# new coilover for b14



## pete? (Jul 6, 2004)

i just got my new SCC in the mail today and opened it up to an ad for coilovers.....they caught my eye and i read the list of applications and the 95-99 sentra was there. check it out sadly the web page is the exact same thing in the mag, but just thought i would let you all know.


----------



## se_nismo (Sep 17, 2002)

1.6pete said:


> i just got my new SCC in the mail today and opened it up to an ad for coilovers.....they caught my eye and i read the list of applications and the 95-99 sentra was there. check it out sadly the web page is the exact same thing in the mag, but just thought i would let you all know.



what your looking at is a d2 coilover that is from another company..


----------



## ReVerm (Jan 13, 2003)

1.6pete said:


> i just got my new SCC in the mail today and opened it up to an ad for coilovers.....they caught my eye and i read the list of applications and the 95-99 sentra was there. check it out sadly the web page is the exact same thing in the mag, but just thought i would let you all know.


Wow. They finally updated their site. That company's been around forever, but very few people have bought from them because they were so shady. I wonder if that's changed.


----------



## Matt93SE (Sep 17, 2003)

If those are D2s, I'd be VERY wary of them..
They came out with some for the Maximas not long ago.. the first batch of them blew up in weeks because of a "shock oil problem"...
now the next batch is lost somewhere on a train (????) between the distributor in NC and wherever they're made..

http://forums.maxima.org/showthread.php?t=351960
http://forums.maxima.org/showthread.php?t=380493


----------



## pete? (Jul 6, 2004)

do we think they are cheaper than d2's?


----------

--- SET EXERCISE 1 ---
List every distinct username that heads a post in the coilover thread.

--- LISTING ---
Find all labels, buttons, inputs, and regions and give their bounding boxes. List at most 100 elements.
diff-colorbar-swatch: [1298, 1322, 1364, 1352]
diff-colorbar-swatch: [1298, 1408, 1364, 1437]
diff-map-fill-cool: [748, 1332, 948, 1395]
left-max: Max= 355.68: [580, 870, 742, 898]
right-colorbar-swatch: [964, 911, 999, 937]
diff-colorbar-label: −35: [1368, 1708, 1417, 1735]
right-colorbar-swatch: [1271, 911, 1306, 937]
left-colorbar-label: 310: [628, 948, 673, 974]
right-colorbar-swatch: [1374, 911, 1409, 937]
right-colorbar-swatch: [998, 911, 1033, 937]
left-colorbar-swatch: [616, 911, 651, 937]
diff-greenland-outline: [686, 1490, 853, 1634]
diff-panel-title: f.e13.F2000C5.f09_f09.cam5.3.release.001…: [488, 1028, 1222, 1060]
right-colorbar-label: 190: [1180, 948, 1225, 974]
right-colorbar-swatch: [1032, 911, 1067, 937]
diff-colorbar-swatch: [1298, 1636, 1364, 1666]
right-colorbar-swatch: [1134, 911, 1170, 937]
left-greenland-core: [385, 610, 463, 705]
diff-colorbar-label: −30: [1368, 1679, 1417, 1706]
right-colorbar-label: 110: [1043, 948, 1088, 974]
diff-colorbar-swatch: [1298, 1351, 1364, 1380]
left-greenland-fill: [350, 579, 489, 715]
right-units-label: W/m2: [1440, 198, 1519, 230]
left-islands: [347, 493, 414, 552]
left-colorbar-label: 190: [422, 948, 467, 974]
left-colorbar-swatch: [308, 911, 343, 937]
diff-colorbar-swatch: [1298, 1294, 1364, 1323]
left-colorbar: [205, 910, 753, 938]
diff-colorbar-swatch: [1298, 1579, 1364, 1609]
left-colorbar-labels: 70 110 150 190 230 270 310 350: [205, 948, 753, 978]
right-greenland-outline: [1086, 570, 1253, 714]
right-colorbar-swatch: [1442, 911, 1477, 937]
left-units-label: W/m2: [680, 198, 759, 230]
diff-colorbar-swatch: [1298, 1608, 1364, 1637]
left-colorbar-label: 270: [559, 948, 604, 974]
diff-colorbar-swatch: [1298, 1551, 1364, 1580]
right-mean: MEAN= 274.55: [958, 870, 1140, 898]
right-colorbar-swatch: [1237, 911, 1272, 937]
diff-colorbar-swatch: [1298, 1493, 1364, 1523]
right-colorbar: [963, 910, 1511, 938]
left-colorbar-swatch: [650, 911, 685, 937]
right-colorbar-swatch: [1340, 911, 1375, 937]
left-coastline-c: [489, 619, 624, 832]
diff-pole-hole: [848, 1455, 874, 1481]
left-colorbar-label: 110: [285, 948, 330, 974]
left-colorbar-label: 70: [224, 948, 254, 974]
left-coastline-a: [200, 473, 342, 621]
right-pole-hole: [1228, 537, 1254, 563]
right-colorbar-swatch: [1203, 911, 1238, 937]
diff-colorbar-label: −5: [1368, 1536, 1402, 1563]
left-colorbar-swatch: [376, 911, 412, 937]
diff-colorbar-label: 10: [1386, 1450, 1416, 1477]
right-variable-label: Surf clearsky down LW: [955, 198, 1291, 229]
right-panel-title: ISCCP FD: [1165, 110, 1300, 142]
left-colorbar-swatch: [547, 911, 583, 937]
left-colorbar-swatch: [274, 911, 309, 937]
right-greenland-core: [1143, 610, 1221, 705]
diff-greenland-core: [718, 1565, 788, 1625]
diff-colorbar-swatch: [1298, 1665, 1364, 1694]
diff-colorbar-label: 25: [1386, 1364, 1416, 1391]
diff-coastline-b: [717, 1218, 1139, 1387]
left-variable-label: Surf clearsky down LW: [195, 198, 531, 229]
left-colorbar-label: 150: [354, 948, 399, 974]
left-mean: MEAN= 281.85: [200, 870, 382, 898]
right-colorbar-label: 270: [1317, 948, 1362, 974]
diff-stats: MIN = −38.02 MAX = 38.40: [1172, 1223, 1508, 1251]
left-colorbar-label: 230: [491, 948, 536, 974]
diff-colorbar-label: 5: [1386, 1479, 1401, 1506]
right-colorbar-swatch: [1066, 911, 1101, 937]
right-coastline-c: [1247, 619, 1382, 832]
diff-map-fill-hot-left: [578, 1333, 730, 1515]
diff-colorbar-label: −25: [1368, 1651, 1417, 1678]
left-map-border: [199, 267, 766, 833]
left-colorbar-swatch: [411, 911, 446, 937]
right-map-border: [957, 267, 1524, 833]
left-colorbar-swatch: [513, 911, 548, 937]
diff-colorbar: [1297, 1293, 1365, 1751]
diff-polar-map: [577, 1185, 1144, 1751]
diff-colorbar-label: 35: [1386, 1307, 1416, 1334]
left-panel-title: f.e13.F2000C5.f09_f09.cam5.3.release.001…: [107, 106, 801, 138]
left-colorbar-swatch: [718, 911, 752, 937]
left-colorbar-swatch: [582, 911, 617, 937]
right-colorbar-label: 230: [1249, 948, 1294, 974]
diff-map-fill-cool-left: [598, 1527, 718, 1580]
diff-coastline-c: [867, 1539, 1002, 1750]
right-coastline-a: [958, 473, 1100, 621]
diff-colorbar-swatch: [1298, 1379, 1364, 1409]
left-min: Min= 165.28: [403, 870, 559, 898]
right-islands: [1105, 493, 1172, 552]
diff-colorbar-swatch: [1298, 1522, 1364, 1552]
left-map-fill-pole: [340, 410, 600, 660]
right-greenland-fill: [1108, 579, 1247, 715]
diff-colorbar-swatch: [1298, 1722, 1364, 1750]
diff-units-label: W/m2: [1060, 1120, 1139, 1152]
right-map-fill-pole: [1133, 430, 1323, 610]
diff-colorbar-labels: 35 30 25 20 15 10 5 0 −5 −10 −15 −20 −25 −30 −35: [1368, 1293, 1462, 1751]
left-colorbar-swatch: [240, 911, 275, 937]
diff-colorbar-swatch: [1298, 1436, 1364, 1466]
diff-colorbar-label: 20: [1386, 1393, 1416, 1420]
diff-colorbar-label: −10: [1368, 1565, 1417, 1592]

--- SET EXERCISE 2 ---
In the rows, from the first one through the row that holds "diff-pole-hole: [848, 1455, 874, 1481]", inclusive, swap "swatch" for "patch". Give back only those rows, with nothing else changed.

--- CORRECT RESULT 1 ---
pete?
se_nismo
ReVerm
Matt93SE

--- CORRECT RESULT 2 ---
Find all labels, buttons, inputs, and regions and give their bounding boxes. List at most 100 elements.
diff-colorbar-patch: [1298, 1322, 1364, 1352]
diff-colorbar-patch: [1298, 1408, 1364, 1437]
diff-map-fill-cool: [748, 1332, 948, 1395]
left-max: Max= 355.68: [580, 870, 742, 898]
right-colorbar-patch: [964, 911, 999, 937]
diff-colorbar-label: −35: [1368, 1708, 1417, 1735]
right-colorbar-patch: [1271, 911, 1306, 937]
left-colorbar-label: 310: [628, 948, 673, 974]
right-colorbar-patch: [1374, 911, 1409, 937]
right-colorbar-patch: [998, 911, 1033, 937]
left-colorbar-patch: [616, 911, 651, 937]
diff-greenland-outline: [686, 1490, 853, 1634]
diff-panel-title: f.e13.F2000C5.f09_f09.cam5.3.release.001…: [488, 1028, 1222, 1060]
right-colorbar-label: 190: [1180, 948, 1225, 974]
right-colorbar-patch: [1032, 911, 1067, 937]
diff-colorbar-patch: [1298, 1636, 1364, 1666]
right-colorbar-patch: [1134, 911, 1170, 937]
left-greenland-core: [385, 610, 463, 705]
diff-colorbar-label: −30: [1368, 1679, 1417, 1706]
right-colorbar-label: 110: [1043, 948, 1088, 974]
diff-colorbar-patch: [1298, 1351, 1364, 1380]
left-greenland-fill: [350, 579, 489, 715]
right-units-label: W/m2: [1440, 198, 1519, 230]
left-islands: [347, 493, 414, 552]
left-colorbar-label: 190: [422, 948, 467, 974]
left-colorbar-patch: [308, 911, 343, 937]
diff-colorbar-patch: [1298, 1294, 1364, 1323]
left-colorbar: [205, 910, 753, 938]
diff-colorbar-patch: [1298, 1579, 1364, 1609]
left-colorbar-labels: 70 110 150 190 230 270 310 350: [205, 948, 753, 978]
right-greenland-outline: [1086, 570, 1253, 714]
right-colorbar-patch: [1442, 911, 1477, 937]
left-units-label: W/m2: [680, 198, 759, 230]
diff-colorbar-patch: [1298, 1608, 1364, 1637]
left-colorbar-label: 270: [559, 948, 604, 974]
diff-colorbar-patch: [1298, 1551, 1364, 1580]
right-mean: MEAN= 274.55: [958, 870, 1140, 898]
right-colorbar-patch: [1237, 911, 1272, 937]
diff-colorbar-patch: [1298, 1493, 1364, 1523]
right-colorbar: [963, 910, 1511, 938]
left-colorbar-patch: [650, 911, 685, 937]
right-colorbar-patch: [1340, 911, 1375, 937]
left-coastline-c: [489, 619, 624, 832]
diff-pole-hole: [848, 1455, 874, 1481]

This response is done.